» Work required:
Please give the data below again in full, exactly as it stands.

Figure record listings
START
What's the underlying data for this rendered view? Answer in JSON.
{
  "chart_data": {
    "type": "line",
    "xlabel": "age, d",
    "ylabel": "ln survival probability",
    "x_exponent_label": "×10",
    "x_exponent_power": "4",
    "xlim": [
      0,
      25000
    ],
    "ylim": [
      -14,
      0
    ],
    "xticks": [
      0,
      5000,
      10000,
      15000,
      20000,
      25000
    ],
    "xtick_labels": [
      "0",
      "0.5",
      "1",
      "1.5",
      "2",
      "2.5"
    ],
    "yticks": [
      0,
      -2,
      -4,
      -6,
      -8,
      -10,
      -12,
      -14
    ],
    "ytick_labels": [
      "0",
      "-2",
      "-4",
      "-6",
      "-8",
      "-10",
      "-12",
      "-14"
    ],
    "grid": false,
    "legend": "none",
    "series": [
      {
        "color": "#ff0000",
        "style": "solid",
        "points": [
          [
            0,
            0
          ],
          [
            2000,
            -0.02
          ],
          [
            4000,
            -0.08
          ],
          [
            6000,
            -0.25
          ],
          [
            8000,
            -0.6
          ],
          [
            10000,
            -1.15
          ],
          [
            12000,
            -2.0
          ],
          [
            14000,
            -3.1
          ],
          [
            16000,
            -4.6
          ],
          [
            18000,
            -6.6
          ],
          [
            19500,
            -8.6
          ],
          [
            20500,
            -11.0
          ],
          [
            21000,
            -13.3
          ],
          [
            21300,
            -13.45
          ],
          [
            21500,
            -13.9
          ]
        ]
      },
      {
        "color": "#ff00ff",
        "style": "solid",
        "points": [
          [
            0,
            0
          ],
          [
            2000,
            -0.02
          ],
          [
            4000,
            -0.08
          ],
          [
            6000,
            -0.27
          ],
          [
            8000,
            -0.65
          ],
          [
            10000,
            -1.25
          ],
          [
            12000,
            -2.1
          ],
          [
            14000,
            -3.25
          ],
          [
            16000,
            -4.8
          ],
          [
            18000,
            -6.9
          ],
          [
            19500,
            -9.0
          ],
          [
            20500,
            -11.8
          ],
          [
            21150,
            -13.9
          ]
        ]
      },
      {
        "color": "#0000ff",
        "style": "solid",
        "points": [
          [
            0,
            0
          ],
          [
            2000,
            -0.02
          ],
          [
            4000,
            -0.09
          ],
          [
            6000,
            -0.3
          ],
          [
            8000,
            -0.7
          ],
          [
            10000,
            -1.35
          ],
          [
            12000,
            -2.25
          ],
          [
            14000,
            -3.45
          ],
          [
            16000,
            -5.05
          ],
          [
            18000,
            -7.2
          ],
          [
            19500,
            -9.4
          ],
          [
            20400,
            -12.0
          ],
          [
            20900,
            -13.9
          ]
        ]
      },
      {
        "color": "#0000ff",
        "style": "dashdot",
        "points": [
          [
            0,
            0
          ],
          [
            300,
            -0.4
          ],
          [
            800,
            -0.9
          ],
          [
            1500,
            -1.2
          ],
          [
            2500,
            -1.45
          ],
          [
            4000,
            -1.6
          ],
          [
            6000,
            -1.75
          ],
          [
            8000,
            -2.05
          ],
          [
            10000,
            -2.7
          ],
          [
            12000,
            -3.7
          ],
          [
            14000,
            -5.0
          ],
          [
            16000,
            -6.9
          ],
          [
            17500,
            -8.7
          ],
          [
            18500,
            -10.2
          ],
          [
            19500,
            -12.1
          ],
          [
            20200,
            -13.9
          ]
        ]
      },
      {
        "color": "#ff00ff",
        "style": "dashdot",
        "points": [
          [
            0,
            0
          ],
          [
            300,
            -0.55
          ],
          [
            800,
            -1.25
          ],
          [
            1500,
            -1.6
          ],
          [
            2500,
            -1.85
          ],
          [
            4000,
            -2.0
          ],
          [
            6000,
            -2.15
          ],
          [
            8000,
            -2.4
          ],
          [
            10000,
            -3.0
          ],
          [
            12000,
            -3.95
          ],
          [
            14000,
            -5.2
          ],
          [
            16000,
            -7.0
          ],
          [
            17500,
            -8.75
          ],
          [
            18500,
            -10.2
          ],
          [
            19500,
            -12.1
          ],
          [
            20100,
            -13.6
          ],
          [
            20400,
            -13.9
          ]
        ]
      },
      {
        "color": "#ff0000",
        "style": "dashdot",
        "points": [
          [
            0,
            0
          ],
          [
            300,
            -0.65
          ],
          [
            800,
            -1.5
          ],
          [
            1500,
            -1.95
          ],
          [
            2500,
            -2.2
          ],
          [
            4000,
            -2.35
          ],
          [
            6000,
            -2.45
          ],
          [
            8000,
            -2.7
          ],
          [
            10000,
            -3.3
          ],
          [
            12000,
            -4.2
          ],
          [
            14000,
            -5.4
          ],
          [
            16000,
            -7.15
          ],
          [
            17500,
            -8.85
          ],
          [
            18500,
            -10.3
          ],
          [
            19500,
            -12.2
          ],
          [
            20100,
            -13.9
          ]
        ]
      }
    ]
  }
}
END
» The output:
What's the underlying data for this rendered view? Answer in JSON.
{
  "chart_data": {
    "type": "line",
    "xlabel": "age, d",
    "ylabel": "ln survival probability",
    "x_exponent_label": "×10",
    "x_exponent_power": "4",
    "xlim": [
      0,
      25000
    ],
    "ylim": [
      -14,
      0
    ],
    "xticks": [
      0,
      5000,
      10000,
      15000,
      20000,
      25000
    ],
    "xtick_labels": [
      "0",
      "0.5",
      "1",
      "1.5",
      "2",
      "2.5"
    ],
    "yticks": [
      0,
      -2,
      -4,
      -6,
      -8,
      -10,
      -12,
      -14
    ],
    "ytick_labels": [
      "0",
      "-2",
      "-4",
      "-6",
      "-8",
      "-10",
      "-12",
      "-14"
    ],
    "grid": false,
    "legend": "none",
    "series": [
      {
        "color": "#ff0000",
        "style": "solid",
        "points": [
          [
            0,
            0
          ],
          [
            2000,
            -0.02
          ],
          [
            4000,
            -0.08
          ],
          [
            6000,
            -0.25
          ],
          [
            8000,
            -0.6
          ],
          [
            10000,
            -1.15
          ],
          [
            12000,
            -2.0
          ],
          [
            14000,
            -3.1
          ],
          [
            16000,
            -4.6
          ],
          [
            18000,
            -6.6
          ],
          [
            19500,
            -8.6
          ],
          [
            20500,
            -11.0
          ],
          [
            21000,
            -13.3
          ],
          [
            21300,
            -13.45
          ],
          [
            21500,
            -13.9
          ]
        ]
      },
      {
        "color": "#ff00ff",
        "style": "solid",
        "points": [
          [
            0,
            0
          ],
          [
            2000,
            -0.02
          ],
          [
            4000,
            -0.08
          ],
          [
            6000,
            -0.27
          ],
          [
            8000,
            -0.65
          ],
          [
            10000,
            -1.25
          ],
          [
            12000,
            -2.1
          ],
          [
            14000,
            -3.25
          ],
          [
            16000,
            -4.8
          ],
          [
            18000,
            -6.9
          ],
          [
            19500,
            -9.0
          ],
          [
            20500,
            -11.8
          ],
          [
            21150,
            -13.9
          ]
        ]
      },
      {
        "color": "#0000ff",
        "style": "solid",
        "points": [
          [
            0,
            0
          ],
          [
            2000,
            -0.02
          ],
          [
            4000,
            -0.09
          ],
          [
            6000,
            -0.3
          ],
          [
            8000,
            -0.7
          ],
          [
            10000,
            -1.35
          ],
          [
            12000,
            -2.25
          ],
          [
            14000,
            -3.45
          ],
          [
            16000,
            -5.05
          ],
          [
            18000,
            -7.2
          ],
          [
            19500,
            -9.4
          ],
          [
            20400,
            -12.0
          ],
          [
            20900,
            -13.9
          ]
        ]
      },
      {
        "color": "#0000ff",
        "style": "dashdot",
        "points": [
          [
            0,
            0
          ],
          [
            300,
            -0.4
          ],
          [
            800,
            -0.9
          ],
          [
            1500,
            -1.2
          ],
          [
            2500,
            -1.45
          ],
          [
            4000,
            -1.6
          ],
          [
            6000,
            -1.75
          ],
          [
            8000,
            -2.05
          ],
          [
            10000,
            -2.7
          ],
          [
            12000,
            -3.7
          ],
          [
            14000,
            -5.0
          ],
          [
            16000,
            -6.9
          ],
          [
            17500,
            -8.7
          ],
          [
            18500,
            -10.2
          ],
          [
            19500,
            -12.1
          ],
          [
            20200,
            -13.9
          ]
        ]
      },
      {
        "color": "#ff00ff",
        "style": "dashdot",
        "points": [
          [
            0,
            0
          ],
          [
            300,
            -0.55
          ],
          [
            800,
            -1.25
          ],
          [
            1500,
            -1.6
          ],
          [
            2500,
            -1.85
          ],
          [
            4000,
            -2.0
          ],
          [
            6000,
            -2.15
          ],
          [
            8000,
            -2.4
          ],
          [
            10000,
            -3.0
          ],
          [
            12000,
            -3.95
          ],
          [
            14000,
            -5.2
          ],
          [
            16000,
            -7.0
          ],
          [
            17500,
            -8.75
          ],
          [
            18500,
            -10.2
          ],
          [
            19500,
            -12.1
          ],
          [
            20100,
            -13.6
          ],
          [
            20400,
            -13.9
          ]
        ]
      },
      {
        "color": "#ff0000",
        "style": "dashdot",
        "points": [
          [
            0,
            0
          ],
          [
            300,
            -0.65
          ],
          [
            800,
            -1.5
          ],
          [
            1500,
            -1.95
          ],
          [
            2500,
            -2.2
          ],
          [
            4000,
            -2.35
          ],
          [
            6000,
            -2.45
          ],
          [
            8000,
            -2.7
          ],
          [
            10000,
            -3.3
          ],
          [
            12000,
            -4.2
          ],
          [
            14000,
            -5.4
          ],
          [
            16000,
            -7.15
          ],
          [
            17500,
            -8.85
          ],
          [
            18500,
            -10.3
          ],
          [
            19500,
            -12.2
          ],
          [
            20100,
            -13.9
          ]
        ]
      }
    ]
  }
}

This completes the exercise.